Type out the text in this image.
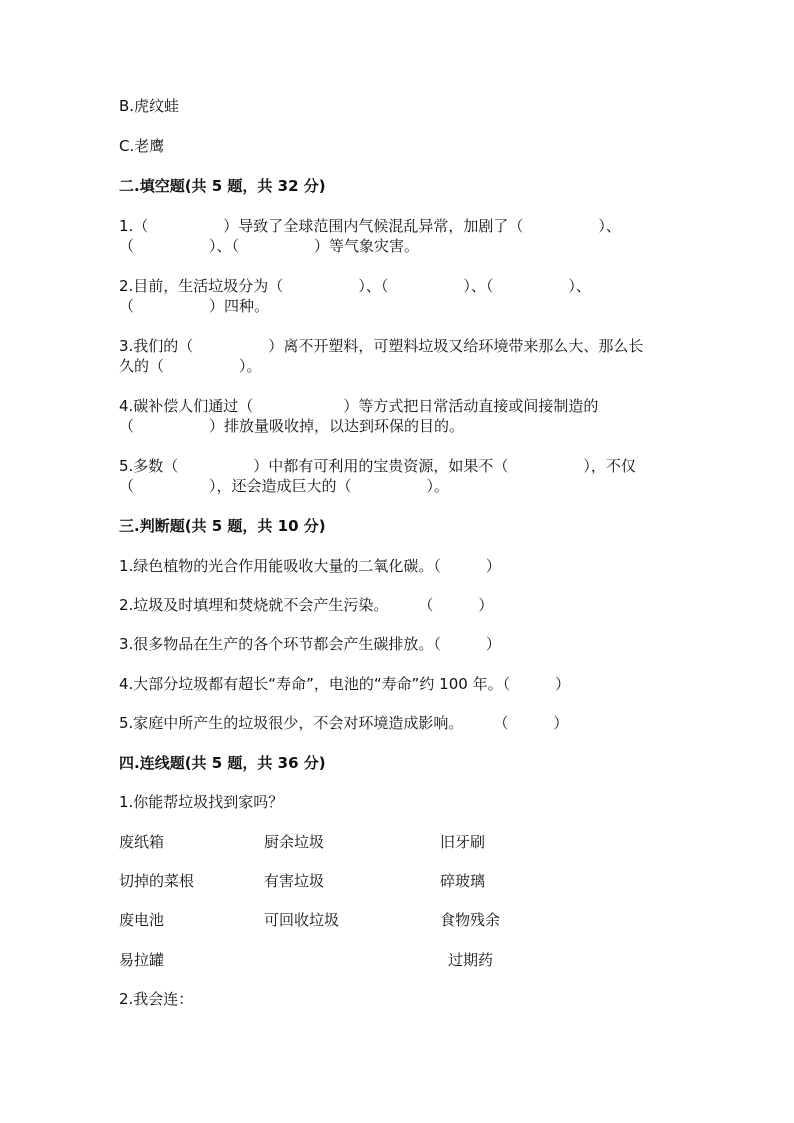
B.虎纹蛙
C.老鹰
二.填空题(共 5 题，共 32 分)
1.（　　　　　）导致了全球范围内气候混乱异常，加剧了（　　　　　）、
（　　　　　）、（　　　　　）等气象灾害。
2.目前，生活垃圾分为（　　　　　）、（　　　　　）、（　　　　　）、
（　　　　　）四种。
3.我们的（　　　　　）离不开塑料，可塑料垃圾又给环境带来那么大、那么长
久的（　　　　　）。
4.碳补偿人们通过（　　　　　　）等方式把日常活动直接或间接制造的
（　　　　　）排放量吸收掉，以达到环保的目的。
5.多数（　　　　　）中都有可利用的宝贵资源，如果不（　　　　　），不仅
（　　　　　），还会造成巨大的（　　　　　）。
三.判断题(共 5 题，共 10 分)
1.绿色植物的光合作用能吸收大量的二氧化碳。（　　　）
2.垃圾及时填埋和焚烧就不会产生污染。　　　（　　　）
3.很多物品在生产的各个环节都会产生碳排放。（　　　）
4.大部分垃圾都有超长“寿命”，电池的“寿命”约 100 年。（　　　）
5.家庭中所产生的垃圾很少，不会对环境造成影响。　　　（　　　）
四.连线题(共 5 题，共 36 分)
1.你能帮垃圾找到家吗？
废纸箱
切掉的菜根
废电池
易拉罐
厨余垃圾
有害垃圾
可回收垃圾
旧牙刷
碎玻璃
食物残余
过期药
2.我会连：
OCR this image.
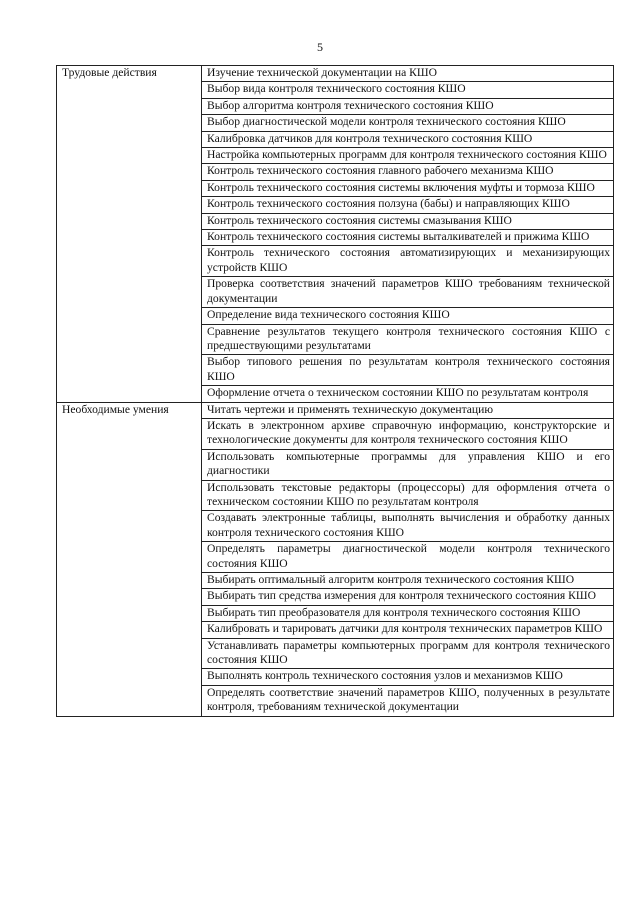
5
Трудовые действия	Изучение технической документации на КШО
	Выбор вида контроля технического состояния КШО
	Выбор алгоритма контроля технического состояния КШО
	Выбор диагностической модели контроля технического состояния КШО
	Калибровка датчиков для контроля технического состояния КШО
	Настройка компьютерных программ для контроля технического состояния КШО
	Контроль технического состояния главного рабочего механизма КШО
	Контроль технического состояния системы включения муфты и тормоза КШО
	Контроль технического состояния ползуна (бабы) и направляющих КШО
	Контроль технического состояния системы смазывания КШО
	Контроль технического состояния системы выталкивателей и прижима КШО
	Контроль технического состояния автоматизирующих и механизирующих устройств КШО
	Проверка соответствия значений параметров КШО требованиям технической документации
	Определение вида технического состояния КШО
	Сравнение результатов текущего контроля технического состояния КШО с предшествующими результатами
	Выбор типового решения по результатам контроля технического состояния КШО
	Оформление отчета о техническом состоянии КШО по результатам контроля
Необходимые умения	Читать чертежи и применять техническую документацию
	Искать в электронном архиве справочную информацию, конструкторские и технологические документы для контроля технического состояния КШО
	Использовать компьютерные программы для управления КШО и его диагностики
	Использовать текстовые редакторы (процессоры) для оформления отчета о техническом состоянии КШО по результатам контроля
	Создавать электронные таблицы, выполнять вычисления и обработку данных контроля технического состояния КШО
	Определять параметры диагностической модели контроля технического состояния КШО
	Выбирать оптимальный алгоритм контроля технического состояния КШО
	Выбирать тип средства измерения для контроля технического состояния КШО
	Выбирать тип преобразователя для контроля технического состояния КШО
	Калибровать и тарировать датчики для контроля технических параметров КШО
	Устанавливать параметры компьютерных программ для контроля технического состояния КШО
	Выполнять контроль технического состояния узлов и механизмов КШО
	Определять соответствие значений параметров КШО, полученных в результате контроля, требованиям технической документации
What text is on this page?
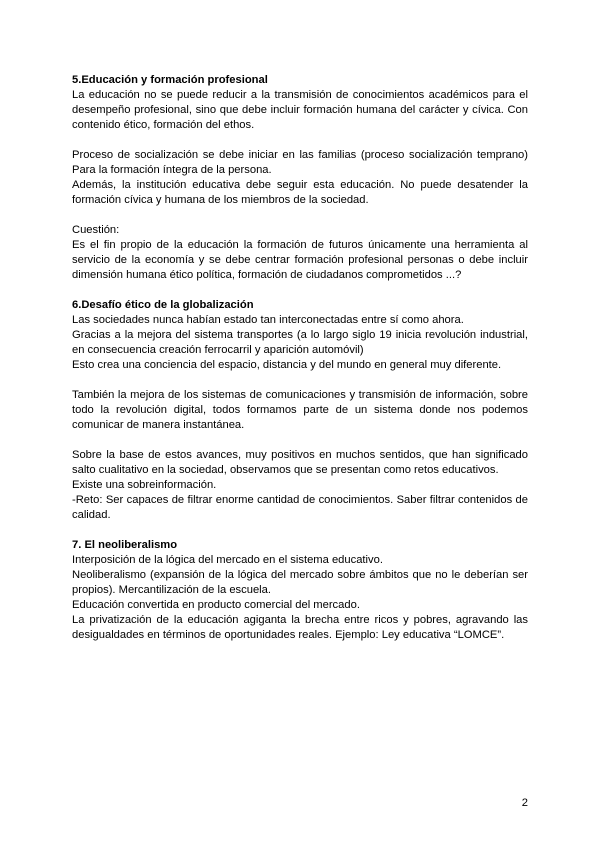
5.Educación y formación profesional

La educación no se puede reducir a la transmisión de conocimientos académicos para el desempeño profesional, sino que debe incluir formación humana del carácter y cívica. Con contenido ético, formación del ethos.

Proceso de socialización se debe iniciar en las familias (proceso socialización temprano) Para la formación íntegra de la persona.

Además, la institución educativa debe seguir esta educación. No puede desatender la formación cívica y humana de los miembros de la sociedad.

Cuestión:

Es el fin propio de la educación la formación de futuros únicamente una herramienta al servicio de la economía y se debe centrar formación profesional personas o debe incluir dimensión humana ético política, formación de ciudadanos comprometidos ...?

6.Desafío ético de la globalización

Las sociedades nunca habían estado tan interconectadas entre sí como ahora.

Gracias a la mejora del sistema transportes (a lo largo siglo 19 inicia revolución industrial, en consecuencia creación ferrocarril y aparición automóvil)

Esto crea una conciencia del espacio, distancia y del mundo en general muy diferente.

También la mejora de los sistemas de comunicaciones y transmisión de información, sobre todo la revolución digital, todos formamos parte de un sistema donde nos podemos comunicar de manera instantánea.

Sobre la base de estos avances, muy positivos en muchos sentidos, que han significado salto cualitativo en la sociedad, observamos que se presentan como retos educativos.

Existe una sobreinformación.

-Reto: Ser capaces de filtrar enorme cantidad de conocimientos. Saber filtrar contenidos de calidad.

7. El neoliberalismo

Interposición de la lógica del mercado en el sistema educativo.

Neoliberalismo (expansión de la lógica del mercado sobre ámbitos que no le deberían ser propios). Mercantilización de la escuela.

Educación convertida en producto comercial del mercado.

La privatización de la educación agiganta la brecha entre ricos y pobres, agravando las desigualdades en términos de oportunidades reales. Ejemplo: Ley educativa “LOMCE”.

2
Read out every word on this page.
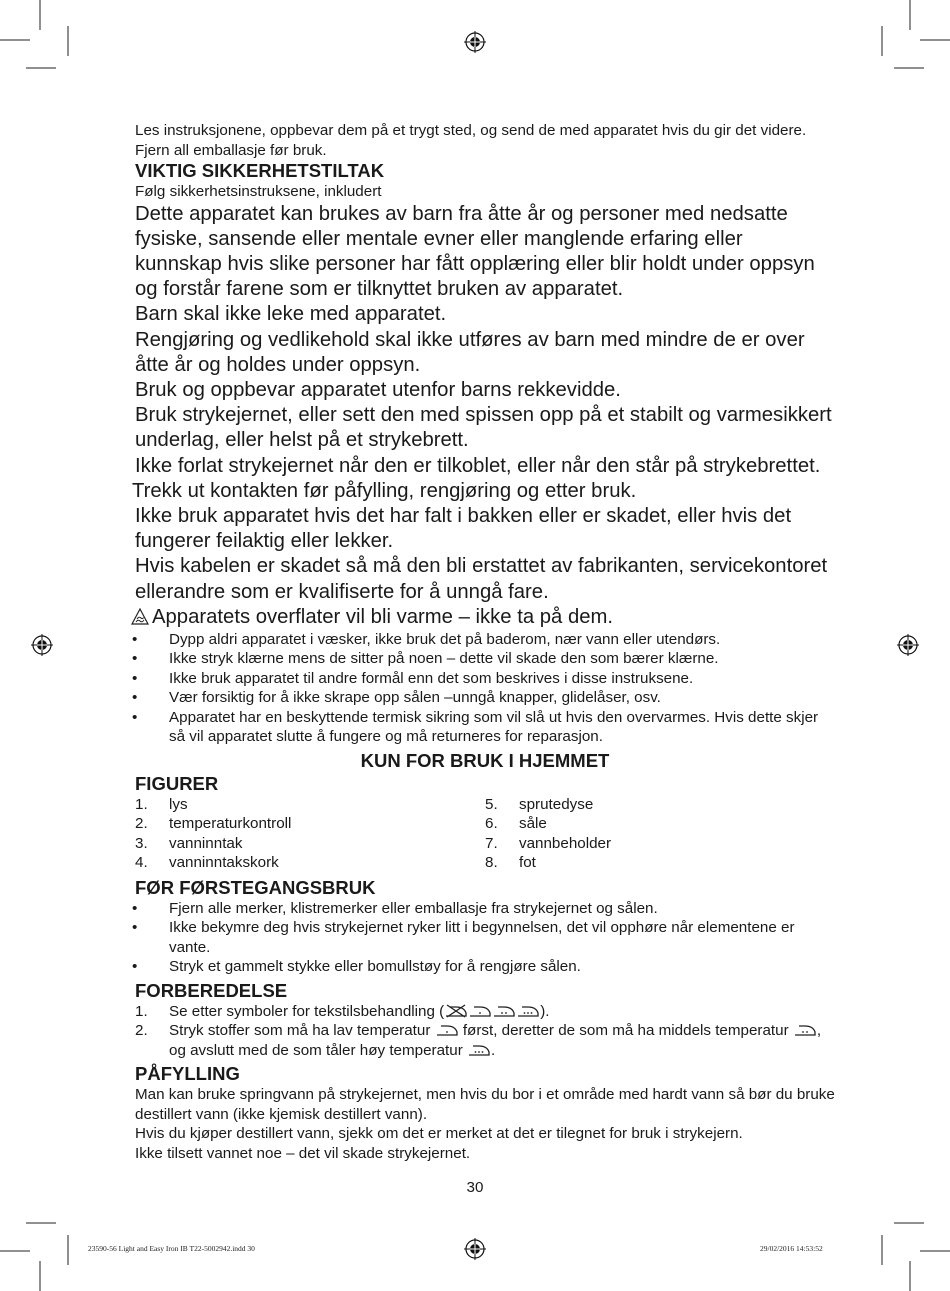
Les instruksjonene, oppbevar dem på et trygt sted, og send de med apparatet hvis du gir det videre. Fjern all emballasje før bruk.

VIKTIG SIKKERHETSTILTAK

Følg sikkerhetsinstruksene, inkludert

Dette apparatet kan brukes av barn fra åtte år og personer med nedsatte fysiske, sansende eller mentale evner eller manglende erfaring eller kunnskap hvis slike personer har fått opplæring eller blir holdt under oppsyn og forstår farene som er tilknyttet bruken av apparatet.

Barn skal ikke leke med apparatet.

Rengjøring og vedlikehold skal ikke utføres av barn med mindre de er over åtte år og holdes under oppsyn.

Bruk og oppbevar apparatet utenfor barns rekkevidde.

Bruk strykejernet, eller sett den med spissen opp på et stabilt og varmesikkert underlag, eller helst på et strykebrett.

Ikke forlat strykejernet når den er tilkoblet, eller når den står på strykebrettet.

Trekk ut kontakten før påfylling, rengjøring og etter bruk.

Ikke bruk apparatet hvis det har falt i bakken eller er skadet, eller hvis det fungerer feilaktig eller lekker.

Hvis kabelen er skadet så må den bli erstattet av fabrikanten, servicekontoret ellerandre som er kvalifiserte for å unngå fare.

Apparatets overflater vil bli varme – ikke ta på dem.

• Dypp aldri apparatet i væsker, ikke bruk det på baderom, nær vann eller utendørs.
• Ikke stryk klærne mens de sitter på noen – dette vil skade den som bærer klærne.
• Ikke bruk apparatet til andre formål enn det som beskrives i disse instruksene.
• Vær forsiktig for å ikke skrape opp sålen –unngå knapper, glidelåser, osv.
• Apparatet har en beskyttende termisk sikring som vil slå ut hvis den overvarmes. Hvis dette skjer så vil apparatet slutte å fungere og må returneres for reparasjon.

KUN FOR BRUK I HJEMMET

FIGURER

1. lys
2. temperaturkontroll
3. vanninntak
4. vanninntakskork
5. sprutedyse
6. såle
7. vannbeholder
8. fot

FØR FØRSTEGANGSBRUK

• Fjern alle merker, klistremerker eller emballasje fra strykejernet og sålen.
• Ikke bekymre deg hvis strykejernet ryker litt i begynnelsen, det vil opphøre når elementene er vante.
• Stryk et gammelt stykke eller bomullstøy for å rengjøre sålen.

FORBEREDELSE

1. Se etter symboler for tekstilsbehandling (	).
2. Stryk stoffer som må ha lav temperatur  først, deretter de som må ha middels temperatur , og avslutt med de som tåler høy temperatur .

PÅFYLLING

Man kan bruke springvann på strykejernet, men hvis du bor i et område med hardt vann så bør du bruke destillert vann (ikke kjemisk destillert vann).

Hvis du kjøper destillert vann, sjekk om det er merket at det er tilegnet for bruk i strykejern.

Ikke tilsett vannet noe – det vil skade strykejernet.

30
23590-56 Light and Easy Iron IB T22-5002942.indd 30	29/02/2016 14:53:52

:::

■ WRITTEN TASK: Copy out each line in the preceding records that contains "unngå".

■ ANSWER TO THIS PROBLEM:
Hvis kabelen er skadet så må den bli erstattet av fabrikanten, servicekontoret ellerandre som er kvalifiserte for å unngå fare.
• Vær forsiktig for å ikke skrape opp sålen –unngå knapper, glidelåser, osv.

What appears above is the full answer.